### Выбранный отрывок
Препятствие №1 – дешевизна рабочей силы. Ещё покойный академик Дмитрий Львов подсчитал, что русский работник на каждый рубль заработной платы создаёт в полтора раза больше продукции, чем американский работник, и, стало быть, ему не доплачивается в те же полтора раза. Итак, с одной стороны, нашему работнику не выгодно повышать свою выработку, а с другой стороны, нашему капиталисту не выгодно заменять машинами живой труд. Проще и дешевле нанять низкооплачиваемых рабочих, чем переплачивать за дорогостоящую технику.

Препятствие №2 – отставание отечественного машиностроения, которое сейчас выпускает лишь треть, если не меньше, дореформенного объёма продукции производственного оборудования. Наши компании предпочитают покупать отечественную технику, как более дешёвую, несмотря на более низкое качество. Но проблема в том, что во многих случаях нужной отечественной техники нет в природе, и обращение к импорту, пусть дорогостоящему, — единственный выход.

### Набор данных
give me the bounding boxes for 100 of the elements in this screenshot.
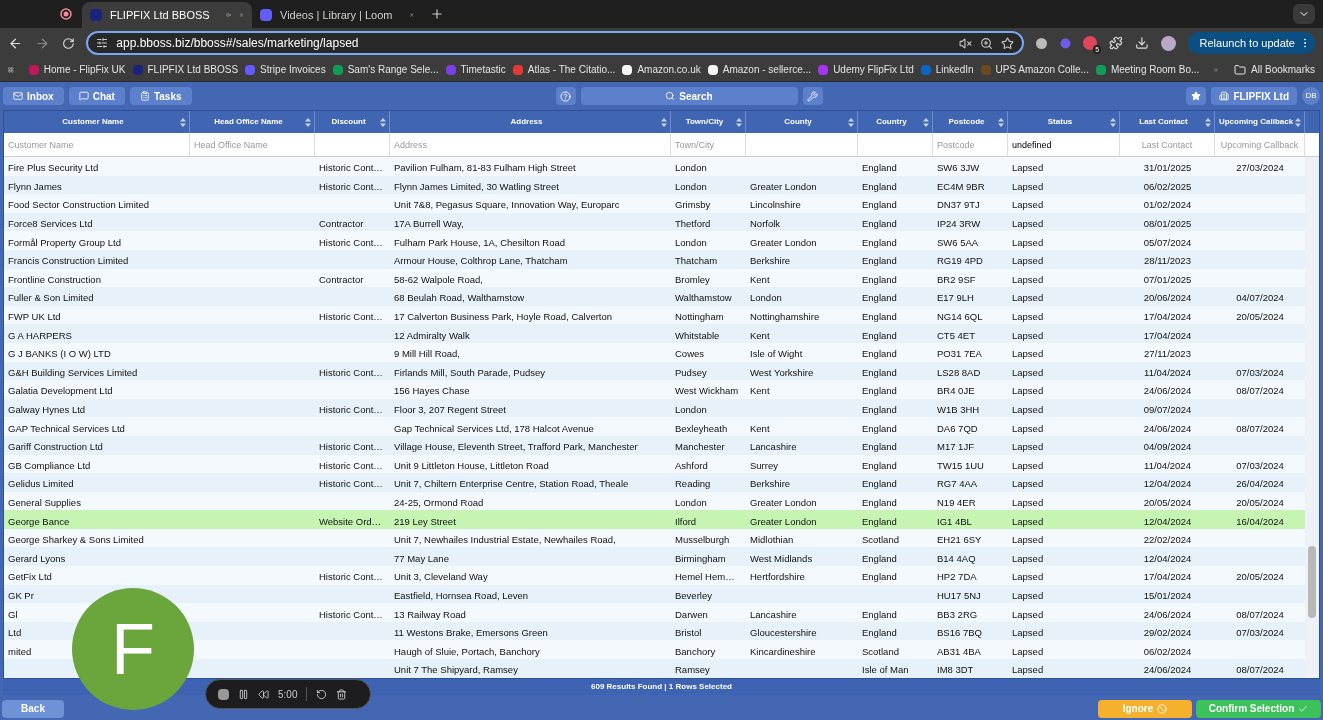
column-header[interactable]: Postcode bbox=[935, 116, 998, 128]
table-cell: Unit 9 Littleton House, Littleton Road bbox=[394, 459, 549, 471]
column-header[interactable]: Country bbox=[860, 116, 923, 128]
table-cell: 9 Mill Hill Road, bbox=[394, 348, 460, 360]
table-row[interactable]: GAP Technical Services Ltd Gap Technical Services Ltd, 178 Halcot Avenue Bexleyheath Kent England DA6 7QD Lapsed 24/06/2024 08/07/2024 bbox=[4, 417, 1305, 436]
table-cell: Kent bbox=[750, 329, 770, 341]
profile-icon[interactable] bbox=[1160, 35, 1176, 51]
pause-icon[interactable] bbox=[238, 688, 249, 700]
table-row[interactable]: Fire Plus Security Ltd Historic Cont… Pavilion Fulham, 81-83 Fulham High Street London England SW6 3JW Lapsed 31/01/2025 27/03/2024 bbox=[4, 157, 1305, 176]
table-cell: BB3 2RG bbox=[937, 608, 978, 620]
browser-tab[interactable]: Videos | Library | Loom bbox=[252, 2, 422, 28]
toolbar-button[interactable]: Chat bbox=[68, 87, 125, 105]
table-row[interactable]: Gl Historic Cont… 13 Railway Road Darwen Lancashire England BB3 2RG Lapsed 24/06/2024 08/07/2024 bbox=[4, 603, 1305, 622]
zoom-icon[interactable] bbox=[979, 36, 993, 50]
column-header[interactable]: Status bbox=[1010, 116, 1110, 128]
favourite-button[interactable] bbox=[1186, 87, 1207, 105]
record-icon[interactable] bbox=[60, 8, 72, 20]
column-header[interactable]: Last Contact bbox=[1122, 116, 1205, 128]
table-cell: General Supplies bbox=[8, 497, 81, 508]
column-header[interactable]: Address bbox=[392, 116, 661, 128]
bookmark[interactable]: FLIPFIX Ltd BBOSS bbox=[132, 62, 239, 77]
table-row[interactable]: GetFix Ltd Historic Cont… Unit 3, Cleveland Way Hemel Hem… Hertfordshire England HP2 7DA Lapsed 17/04/2024 20/05/2024 bbox=[4, 566, 1305, 585]
relaunch-button[interactable]: Relaunch to update bbox=[1187, 32, 1315, 54]
bookmark[interactable]: Amazon.co.uk bbox=[622, 62, 701, 77]
search-button[interactable]: Search bbox=[580, 87, 798, 105]
table-row[interactable]: G A HARPERS 12 Admiralty Walk Whitstable Kent England CT5 4ET Lapsed 17/04/2024 bbox=[4, 324, 1305, 343]
table-cell: Berkshire bbox=[750, 478, 791, 490]
address-field[interactable]: app.bboss.biz/bboss#/sales/marketing/lapsed bbox=[86, 31, 1024, 55]
table-cell: England bbox=[862, 385, 897, 397]
rewind-icon[interactable] bbox=[258, 688, 269, 700]
table-cell: B14 4AQ bbox=[937, 552, 976, 564]
toolbar-button[interactable]: Inbox bbox=[3, 87, 64, 105]
table-cell: Hertfordshire bbox=[750, 571, 805, 583]
table-cell: Kincardineshire bbox=[750, 645, 816, 657]
table-cell: George Sharkey & Sons Limited bbox=[8, 534, 144, 546]
bookmark[interactable]: Udemy FlipFix Ltd bbox=[818, 62, 914, 77]
table-cell: 08/01/2025 bbox=[1143, 218, 1192, 230]
bookmark[interactable]: Home - FlipFix UK bbox=[28, 62, 126, 77]
table-cell: Lapsed bbox=[1012, 664, 1044, 676]
table-row[interactable]: Fuller & Son Limited 68 Beulah Road, Walthamstow Walthamstow London England E17 9LH Lapsed 20/06/2024 04/07/2024 bbox=[4, 287, 1305, 306]
table-cell: London bbox=[675, 162, 707, 174]
table-cell: 24/06/2024 bbox=[1143, 422, 1192, 434]
bookmark[interactable]: UPS Amazon Colle... bbox=[980, 62, 1089, 77]
restart-icon[interactable] bbox=[316, 688, 328, 700]
table-row[interactable]: Formål Property Group Ltd Historic Cont… Fulham Park House, 1A, Chesilton Road London Greater London England SW6 5AA Lapsed 05/07/2024 bbox=[4, 231, 1305, 250]
table-cell: Historic Cont… bbox=[319, 478, 383, 490]
bookmark[interactable]: All Bookmarks bbox=[1234, 62, 1315, 77]
table-cell: Website Ord… bbox=[319, 515, 382, 527]
delete-icon[interactable] bbox=[336, 688, 348, 700]
column-header[interactable]: Town/City bbox=[673, 116, 736, 128]
tools-button[interactable] bbox=[802, 87, 823, 105]
bookmark[interactable]: Stripe Invoices bbox=[245, 62, 326, 77]
table-cell: G A HARPERS bbox=[8, 329, 72, 341]
favicon-icon bbox=[90, 9, 102, 21]
company-button[interactable]: FLIPFIX Ltd bbox=[1211, 87, 1297, 105]
table-cell: BS16 7BQ bbox=[937, 627, 982, 639]
table-cell: 27/03/2024 bbox=[1236, 162, 1284, 174]
new-tab-icon[interactable] bbox=[430, 7, 444, 21]
table-cell: Historic Cont… bbox=[319, 366, 383, 378]
table-row[interactable]: Gerard Lyons 77 May Lane Birmingham West Midlands England B14 4AQ Lapsed 12/04/2024 bbox=[4, 547, 1305, 567]
table-cell: Pavilion Fulham, 81-83 Fulham High Street bbox=[394, 162, 576, 174]
column-header[interactable]: Head Office Name bbox=[192, 116, 305, 128]
column-header[interactable]: Customer Name bbox=[6, 116, 180, 128]
tab-list-button[interactable] bbox=[1293, 4, 1315, 24]
recording-controls[interactable]: 5:00 bbox=[205, 679, 371, 709]
extension-icon[interactable] bbox=[1035, 37, 1047, 49]
toolbar-button[interactable]: Tasks bbox=[129, 87, 192, 105]
table-row[interactable]: George Bance Website Ord… 219 Ley Street Ilford Greater London England IG1 4BL Lapsed 12/04/2024 16/04/2024 bbox=[4, 510, 1305, 529]
bookmark-star-icon[interactable] bbox=[1000, 36, 1014, 50]
table-row[interactable]: Food Sector Construction Limited Unit 7&8, Pegasus Square, Innovation Way, Europarc Grimsby Lincolnshire England DN37 9TJ Lapsed 01/02/2024 bbox=[4, 194, 1305, 213]
stop-icon[interactable] bbox=[218, 688, 229, 700]
sort-icon bbox=[923, 117, 929, 127]
table-row[interactable]: Gelidus Limited Historic Cont… Unit 7, Chiltern Enterprise Centre, Station Road, Theale Reading Berkshire England RG7 4AA Lapsed 12/04/2024 26/04/2024 bbox=[4, 473, 1305, 492]
column-header[interactable]: County bbox=[748, 116, 848, 128]
site-settings-icon[interactable] bbox=[96, 37, 109, 49]
table-cell: Lapsed bbox=[1012, 236, 1044, 248]
bookmark[interactable]: Meeting Room Bo... bbox=[1095, 62, 1200, 77]
table-row[interactable]: Galatia Development Ltd 156 Hayes Chase West Wickham Kent England BR4 0JE Lapsed 24/06/2024 08/07/2024 bbox=[4, 380, 1305, 399]
table-cell: Greater London bbox=[750, 497, 817, 508]
help-button[interactable] bbox=[555, 87, 576, 105]
table-cell: 04/07/2024 bbox=[1236, 292, 1284, 304]
column-header[interactable]: Upcoming Callback bbox=[1217, 116, 1295, 128]
reload-icon[interactable] bbox=[61, 36, 75, 50]
bookmark[interactable]: Atlas - The Citatio... bbox=[512, 62, 616, 77]
table-cell: Lapsed bbox=[1012, 199, 1044, 211]
scrollbar-thumb[interactable] bbox=[1308, 545, 1316, 618]
bookmark[interactable]: LinkedIn bbox=[920, 62, 974, 77]
table-cell: England bbox=[862, 329, 897, 341]
download-icon[interactable] bbox=[1135, 36, 1149, 50]
extensions-icon[interactable] bbox=[1109, 36, 1123, 50]
table-cell: Lapsed bbox=[1012, 441, 1044, 453]
bookmark[interactable]: Amazon - sellerce... bbox=[707, 62, 812, 77]
mute-icon[interactable] bbox=[958, 36, 972, 50]
extension-icon[interactable] bbox=[1083, 36, 1098, 50]
bookmark[interactable]: Sam's Range Sele... bbox=[332, 62, 439, 77]
column-header[interactable]: Discount bbox=[317, 116, 380, 128]
table-cell: Contractor bbox=[319, 273, 364, 285]
bookmark[interactable]: Timetastic bbox=[445, 62, 506, 77]
table-cell: Whitstable bbox=[675, 329, 720, 341]
user-avatar[interactable]: DB bbox=[1302, 87, 1320, 105]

### Что требуется
1. Во сколько раз, по подсчёту академика Дмитрия Львова из отрывка, русский работник на каждый рубль заработной платы создаёт больше продукции, чем американский?
2. Пожалуйста, выведите без изменений тот фрагмент листинга, который открывается строкой, содержащей «column-header[interactable]: Postcode bbox=[935, 116, 998, 128]», и закрывается строкой, содержащей «table-cell: 9 Mill», включая обе эти строки.
Отрывок и листинг не связаны друг с другом.

### Ответы
1. В полтора раза.

2.
column-header[interactable]: Postcode bbox=[935, 116, 998, 128]
table-cell: Unit 9 Littleton House, Littleton Road bbox=[394, 459, 549, 471]
column-header[interactable]: Country bbox=[860, 116, 923, 128]
table-cell: 9 Mill Hill Road, bbox=[394, 348, 460, 360]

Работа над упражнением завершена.